### Aim
Return each line of the data below verbatim; pictures are to be left out.
[start Supplied information]
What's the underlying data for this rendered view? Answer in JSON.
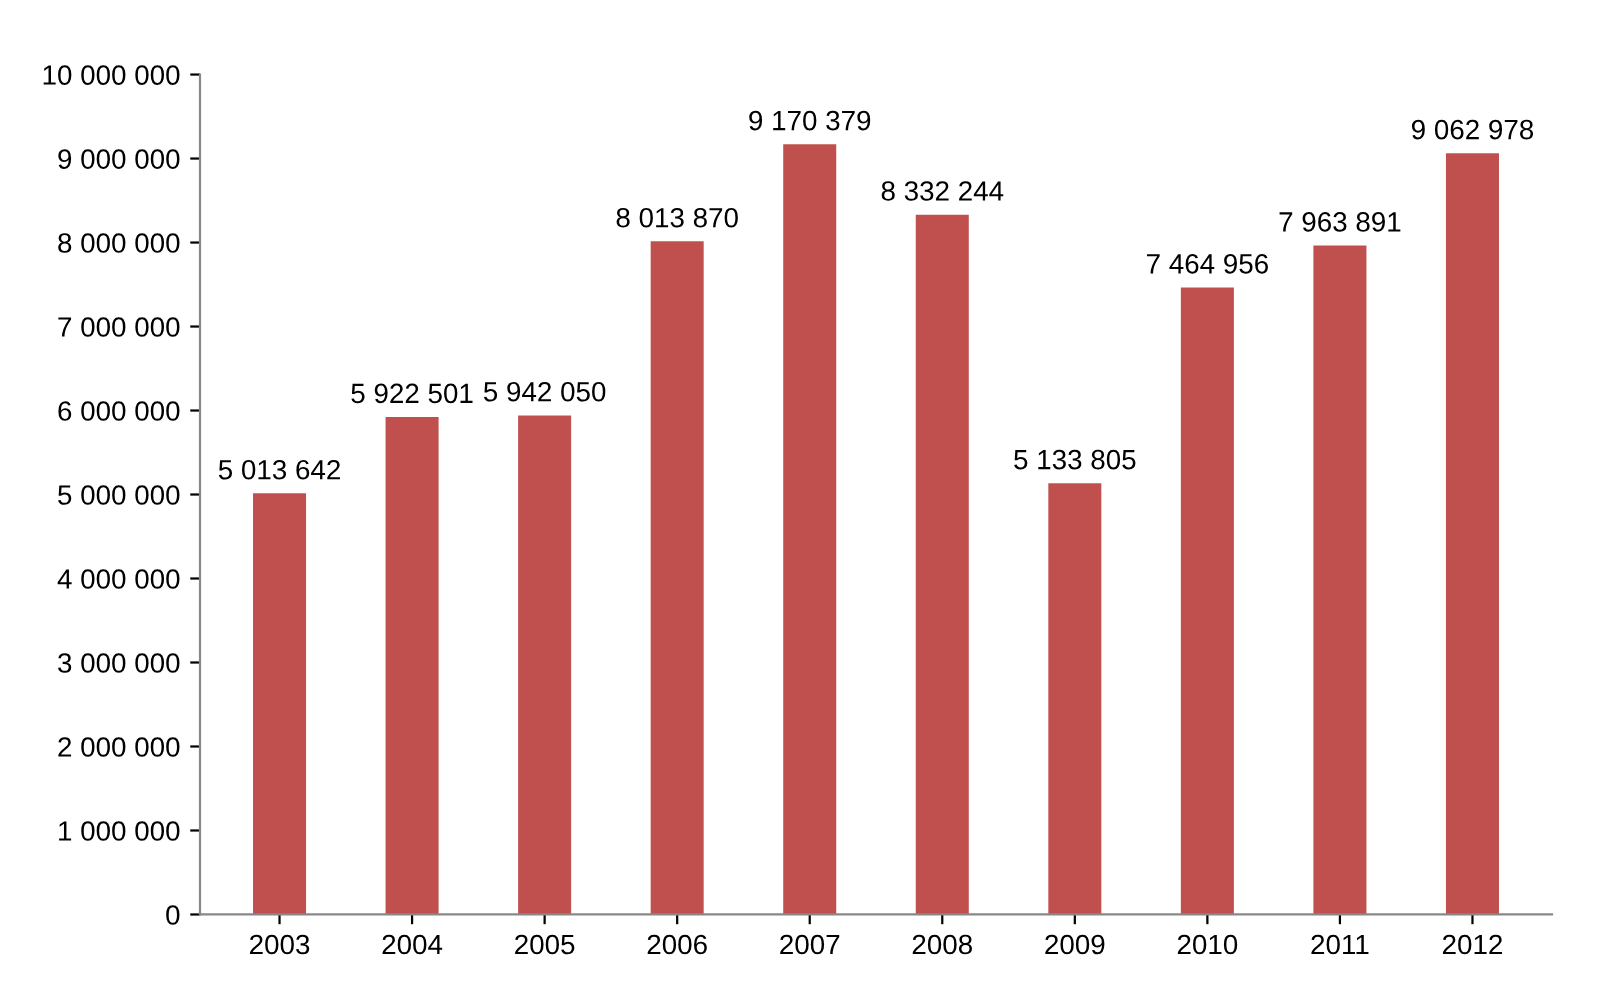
{
  "chart_data": {
    "type": "bar",
    "categories": [
      "2003",
      "2004",
      "2005",
      "2006",
      "2007",
      "2008",
      "2009",
      "2010",
      "2011",
      "2012"
    ],
    "values": [
      5013642,
      5922501,
      5942050,
      8013870,
      9170379,
      8332244,
      5133805,
      7464956,
      7963891,
      9062978
    ],
    "value_labels": [
      "5 013 642",
      "5 922 501",
      "5 942 050",
      "8 013 870",
      "9 170 379",
      "8 332 244",
      "5 133 805",
      "7 464 956",
      "7 963 891",
      "9 062 978"
    ],
    "color": "#c0504d",
    "ylim": [
      0,
      10000000
    ],
    "yticks": [
      {
        "value": 0,
        "label": "0"
      },
      {
        "value": 1000000,
        "label": "1 000 000"
      },
      {
        "value": 2000000,
        "label": "2 000 000"
      },
      {
        "value": 3000000,
        "label": "3 000 000"
      },
      {
        "value": 4000000,
        "label": "4 000 000"
      },
      {
        "value": 5000000,
        "label": "5 000 000"
      },
      {
        "value": 6000000,
        "label": "6 000 000"
      },
      {
        "value": 7000000,
        "label": "7 000 000"
      },
      {
        "value": 8000000,
        "label": "8 000 000"
      },
      {
        "value": 9000000,
        "label": "9 000 000"
      },
      {
        "value": 10000000,
        "label": "10 000 000"
      }
    ],
    "grid": false,
    "legend": false
  }
}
[end Supplied information]
### The reply
What's the underlying data for this rendered view? Answer in JSON.
{
  "chart_data": {
    "type": "bar",
    "categories": [
      "2003",
      "2004",
      "2005",
      "2006",
      "2007",
      "2008",
      "2009",
      "2010",
      "2011",
      "2012"
    ],
    "values": [
      5013642,
      5922501,
      5942050,
      8013870,
      9170379,
      8332244,
      5133805,
      7464956,
      7963891,
      9062978
    ],
    "value_labels": [
      "5 013 642",
      "5 922 501",
      "5 942 050",
      "8 013 870",
      "9 170 379",
      "8 332 244",
      "5 133 805",
      "7 464 956",
      "7 963 891",
      "9 062 978"
    ],
    "color": "#c0504d",
    "ylim": [
      0,
      10000000
    ],
    "yticks": [
      {
        "value": 0,
        "label": "0"
      },
      {
        "value": 1000000,
        "label": "1 000 000"
      },
      {
        "value": 2000000,
        "label": "2 000 000"
      },
      {
        "value": 3000000,
        "label": "3 000 000"
      },
      {
        "value": 4000000,
        "label": "4 000 000"
      },
      {
        "value": 5000000,
        "label": "5 000 000"
      },
      {
        "value": 6000000,
        "label": "6 000 000"
      },
      {
        "value": 7000000,
        "label": "7 000 000"
      },
      {
        "value": 8000000,
        "label": "8 000 000"
      },
      {
        "value": 9000000,
        "label": "9 000 000"
      },
      {
        "value": 10000000,
        "label": "10 000 000"
      }
    ],
    "grid": false,
    "legend": false
  }
}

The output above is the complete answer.